[start Records for the task]

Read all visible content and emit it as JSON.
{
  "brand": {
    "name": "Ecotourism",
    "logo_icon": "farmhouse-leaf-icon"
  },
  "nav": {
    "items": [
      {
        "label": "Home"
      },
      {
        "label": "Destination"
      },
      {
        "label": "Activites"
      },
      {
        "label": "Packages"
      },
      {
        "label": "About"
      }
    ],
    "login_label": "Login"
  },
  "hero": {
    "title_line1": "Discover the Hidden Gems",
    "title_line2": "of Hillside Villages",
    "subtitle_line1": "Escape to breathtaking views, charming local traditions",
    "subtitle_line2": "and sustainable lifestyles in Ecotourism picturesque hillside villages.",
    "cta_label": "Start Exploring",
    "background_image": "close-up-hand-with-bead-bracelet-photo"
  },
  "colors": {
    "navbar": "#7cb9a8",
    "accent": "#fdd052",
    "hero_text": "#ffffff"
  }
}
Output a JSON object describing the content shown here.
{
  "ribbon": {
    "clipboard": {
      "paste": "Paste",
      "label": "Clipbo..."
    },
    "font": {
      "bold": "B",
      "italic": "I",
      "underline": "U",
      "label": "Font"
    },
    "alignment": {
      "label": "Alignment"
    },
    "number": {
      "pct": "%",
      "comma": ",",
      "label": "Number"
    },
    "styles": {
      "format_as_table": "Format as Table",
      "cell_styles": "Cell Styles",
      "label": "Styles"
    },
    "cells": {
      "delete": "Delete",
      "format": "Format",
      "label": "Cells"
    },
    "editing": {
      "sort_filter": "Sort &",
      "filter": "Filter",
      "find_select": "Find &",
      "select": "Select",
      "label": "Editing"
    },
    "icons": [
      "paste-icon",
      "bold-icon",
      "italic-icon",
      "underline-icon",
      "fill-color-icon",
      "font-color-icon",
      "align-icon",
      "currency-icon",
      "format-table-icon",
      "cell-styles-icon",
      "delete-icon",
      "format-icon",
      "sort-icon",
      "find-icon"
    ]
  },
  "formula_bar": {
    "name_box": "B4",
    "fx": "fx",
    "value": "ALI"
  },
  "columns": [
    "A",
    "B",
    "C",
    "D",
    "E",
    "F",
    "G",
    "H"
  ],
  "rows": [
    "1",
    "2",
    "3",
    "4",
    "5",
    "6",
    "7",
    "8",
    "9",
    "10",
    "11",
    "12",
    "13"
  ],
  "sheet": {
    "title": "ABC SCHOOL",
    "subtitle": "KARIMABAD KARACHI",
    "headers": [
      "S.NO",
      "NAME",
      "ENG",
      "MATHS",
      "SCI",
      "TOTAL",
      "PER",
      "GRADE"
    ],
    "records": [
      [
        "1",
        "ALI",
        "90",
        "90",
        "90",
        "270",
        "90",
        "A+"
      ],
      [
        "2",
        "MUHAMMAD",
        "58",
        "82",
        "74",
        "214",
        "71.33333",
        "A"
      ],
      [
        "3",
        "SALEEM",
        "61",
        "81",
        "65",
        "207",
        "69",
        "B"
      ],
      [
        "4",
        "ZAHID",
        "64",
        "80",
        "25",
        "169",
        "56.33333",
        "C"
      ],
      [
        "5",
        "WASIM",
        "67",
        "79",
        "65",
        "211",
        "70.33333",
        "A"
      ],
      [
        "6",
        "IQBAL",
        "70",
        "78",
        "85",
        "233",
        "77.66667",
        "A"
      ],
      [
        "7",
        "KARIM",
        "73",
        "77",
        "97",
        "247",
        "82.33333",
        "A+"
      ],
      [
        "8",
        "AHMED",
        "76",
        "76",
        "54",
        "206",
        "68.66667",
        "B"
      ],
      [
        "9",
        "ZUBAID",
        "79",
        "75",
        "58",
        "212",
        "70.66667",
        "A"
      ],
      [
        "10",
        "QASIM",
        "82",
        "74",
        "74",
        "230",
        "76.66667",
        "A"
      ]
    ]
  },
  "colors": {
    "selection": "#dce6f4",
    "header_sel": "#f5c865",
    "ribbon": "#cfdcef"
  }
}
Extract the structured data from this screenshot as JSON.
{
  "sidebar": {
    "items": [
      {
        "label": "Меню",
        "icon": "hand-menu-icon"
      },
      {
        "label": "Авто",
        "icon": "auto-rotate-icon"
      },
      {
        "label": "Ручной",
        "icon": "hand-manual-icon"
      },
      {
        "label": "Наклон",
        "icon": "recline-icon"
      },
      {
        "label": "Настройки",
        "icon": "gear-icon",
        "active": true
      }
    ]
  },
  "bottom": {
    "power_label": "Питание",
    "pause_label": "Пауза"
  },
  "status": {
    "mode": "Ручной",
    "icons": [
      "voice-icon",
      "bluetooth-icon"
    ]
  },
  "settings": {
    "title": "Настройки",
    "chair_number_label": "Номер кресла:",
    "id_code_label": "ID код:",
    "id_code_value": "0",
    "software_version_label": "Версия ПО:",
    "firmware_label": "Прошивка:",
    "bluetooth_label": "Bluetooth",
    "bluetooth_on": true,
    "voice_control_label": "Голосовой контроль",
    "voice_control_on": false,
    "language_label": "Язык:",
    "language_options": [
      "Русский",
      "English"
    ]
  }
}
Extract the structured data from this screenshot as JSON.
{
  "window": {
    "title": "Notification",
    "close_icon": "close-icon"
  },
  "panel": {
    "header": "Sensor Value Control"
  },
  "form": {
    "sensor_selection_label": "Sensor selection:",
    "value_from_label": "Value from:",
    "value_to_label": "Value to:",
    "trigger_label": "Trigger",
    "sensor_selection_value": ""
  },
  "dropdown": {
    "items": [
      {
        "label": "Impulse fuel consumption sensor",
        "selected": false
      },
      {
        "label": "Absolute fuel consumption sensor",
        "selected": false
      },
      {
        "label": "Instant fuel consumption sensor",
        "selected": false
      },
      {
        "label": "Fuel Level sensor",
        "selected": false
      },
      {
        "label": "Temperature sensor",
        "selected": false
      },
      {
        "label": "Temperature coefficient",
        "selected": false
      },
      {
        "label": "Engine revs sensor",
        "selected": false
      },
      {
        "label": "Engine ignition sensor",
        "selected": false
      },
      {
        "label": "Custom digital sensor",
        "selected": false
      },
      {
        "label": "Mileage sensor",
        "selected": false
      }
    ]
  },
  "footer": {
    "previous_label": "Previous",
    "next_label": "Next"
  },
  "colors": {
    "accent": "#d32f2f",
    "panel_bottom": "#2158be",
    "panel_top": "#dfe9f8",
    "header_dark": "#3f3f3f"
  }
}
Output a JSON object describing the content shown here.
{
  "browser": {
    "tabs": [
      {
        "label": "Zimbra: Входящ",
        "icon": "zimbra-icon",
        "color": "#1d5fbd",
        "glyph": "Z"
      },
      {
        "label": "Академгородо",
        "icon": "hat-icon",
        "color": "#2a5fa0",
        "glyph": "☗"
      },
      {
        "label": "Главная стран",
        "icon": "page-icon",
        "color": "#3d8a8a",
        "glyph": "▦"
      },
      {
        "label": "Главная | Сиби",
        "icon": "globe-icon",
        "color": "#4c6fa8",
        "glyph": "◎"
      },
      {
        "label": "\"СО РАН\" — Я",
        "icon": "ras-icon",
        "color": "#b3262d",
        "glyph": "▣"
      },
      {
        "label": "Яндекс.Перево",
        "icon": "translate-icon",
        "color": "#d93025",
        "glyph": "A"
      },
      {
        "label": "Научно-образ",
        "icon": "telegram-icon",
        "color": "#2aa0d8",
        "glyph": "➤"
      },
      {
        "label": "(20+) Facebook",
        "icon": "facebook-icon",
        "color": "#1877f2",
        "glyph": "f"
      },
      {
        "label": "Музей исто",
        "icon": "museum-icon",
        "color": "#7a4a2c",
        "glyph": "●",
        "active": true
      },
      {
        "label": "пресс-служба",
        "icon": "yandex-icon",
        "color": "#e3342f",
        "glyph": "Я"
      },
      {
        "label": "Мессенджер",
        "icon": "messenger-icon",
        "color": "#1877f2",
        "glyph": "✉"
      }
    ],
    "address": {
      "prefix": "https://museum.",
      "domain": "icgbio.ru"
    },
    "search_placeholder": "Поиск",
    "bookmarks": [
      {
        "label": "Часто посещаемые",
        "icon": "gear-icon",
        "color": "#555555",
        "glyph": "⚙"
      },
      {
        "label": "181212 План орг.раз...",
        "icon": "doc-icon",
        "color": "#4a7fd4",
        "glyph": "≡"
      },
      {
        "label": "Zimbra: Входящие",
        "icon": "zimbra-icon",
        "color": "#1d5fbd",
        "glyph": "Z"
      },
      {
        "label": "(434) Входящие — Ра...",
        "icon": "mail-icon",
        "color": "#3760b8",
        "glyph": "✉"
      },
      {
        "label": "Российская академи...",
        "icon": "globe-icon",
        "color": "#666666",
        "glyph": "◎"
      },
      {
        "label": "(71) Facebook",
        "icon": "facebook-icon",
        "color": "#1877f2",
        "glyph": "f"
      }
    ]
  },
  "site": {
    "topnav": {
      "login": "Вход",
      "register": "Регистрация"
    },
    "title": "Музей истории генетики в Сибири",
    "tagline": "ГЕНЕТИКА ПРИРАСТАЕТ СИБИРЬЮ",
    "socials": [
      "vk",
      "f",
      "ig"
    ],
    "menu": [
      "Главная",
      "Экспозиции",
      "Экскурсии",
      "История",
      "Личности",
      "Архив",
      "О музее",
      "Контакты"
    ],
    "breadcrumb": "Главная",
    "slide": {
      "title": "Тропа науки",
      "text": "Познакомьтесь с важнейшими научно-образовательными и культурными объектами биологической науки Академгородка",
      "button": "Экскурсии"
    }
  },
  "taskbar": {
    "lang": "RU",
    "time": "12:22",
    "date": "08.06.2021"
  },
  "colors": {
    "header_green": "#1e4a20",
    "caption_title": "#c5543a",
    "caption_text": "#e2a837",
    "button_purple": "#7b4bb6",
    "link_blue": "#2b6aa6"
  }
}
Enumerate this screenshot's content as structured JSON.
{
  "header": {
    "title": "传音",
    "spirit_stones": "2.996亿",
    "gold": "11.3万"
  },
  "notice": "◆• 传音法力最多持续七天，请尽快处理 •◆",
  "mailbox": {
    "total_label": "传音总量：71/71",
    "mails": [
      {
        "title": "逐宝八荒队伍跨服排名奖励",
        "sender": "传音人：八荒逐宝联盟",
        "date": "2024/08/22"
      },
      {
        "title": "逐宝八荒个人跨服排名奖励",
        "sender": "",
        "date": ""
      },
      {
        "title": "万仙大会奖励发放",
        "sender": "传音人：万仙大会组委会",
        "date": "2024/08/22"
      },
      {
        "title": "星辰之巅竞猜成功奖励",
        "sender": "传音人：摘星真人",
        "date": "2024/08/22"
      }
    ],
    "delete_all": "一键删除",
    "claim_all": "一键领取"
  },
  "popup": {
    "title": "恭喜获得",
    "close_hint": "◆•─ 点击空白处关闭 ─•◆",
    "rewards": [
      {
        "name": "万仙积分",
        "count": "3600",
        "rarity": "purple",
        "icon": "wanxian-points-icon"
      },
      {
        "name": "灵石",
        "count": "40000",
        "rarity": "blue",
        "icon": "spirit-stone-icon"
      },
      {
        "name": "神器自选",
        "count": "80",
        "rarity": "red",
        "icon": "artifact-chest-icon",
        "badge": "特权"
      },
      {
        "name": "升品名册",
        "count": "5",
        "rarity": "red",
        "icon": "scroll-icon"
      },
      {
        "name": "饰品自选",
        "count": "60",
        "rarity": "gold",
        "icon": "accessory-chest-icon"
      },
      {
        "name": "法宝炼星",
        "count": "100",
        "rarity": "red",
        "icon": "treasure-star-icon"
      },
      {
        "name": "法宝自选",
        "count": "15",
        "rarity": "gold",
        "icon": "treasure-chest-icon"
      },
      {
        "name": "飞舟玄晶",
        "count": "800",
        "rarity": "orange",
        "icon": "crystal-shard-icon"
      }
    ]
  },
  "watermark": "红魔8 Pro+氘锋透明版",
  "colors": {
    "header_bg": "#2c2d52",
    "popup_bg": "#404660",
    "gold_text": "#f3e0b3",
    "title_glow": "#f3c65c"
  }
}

[end Records for the task]

**Problem to work on**
Write out every line of the preceding listing that contains "count".

**Solution to this problem**
        "count": "3600",
        "count": "40000",
        "count": "80",
        "count": "5",
        "count": "60",
        "count": "100",
        "count": "15",
        "count": "800",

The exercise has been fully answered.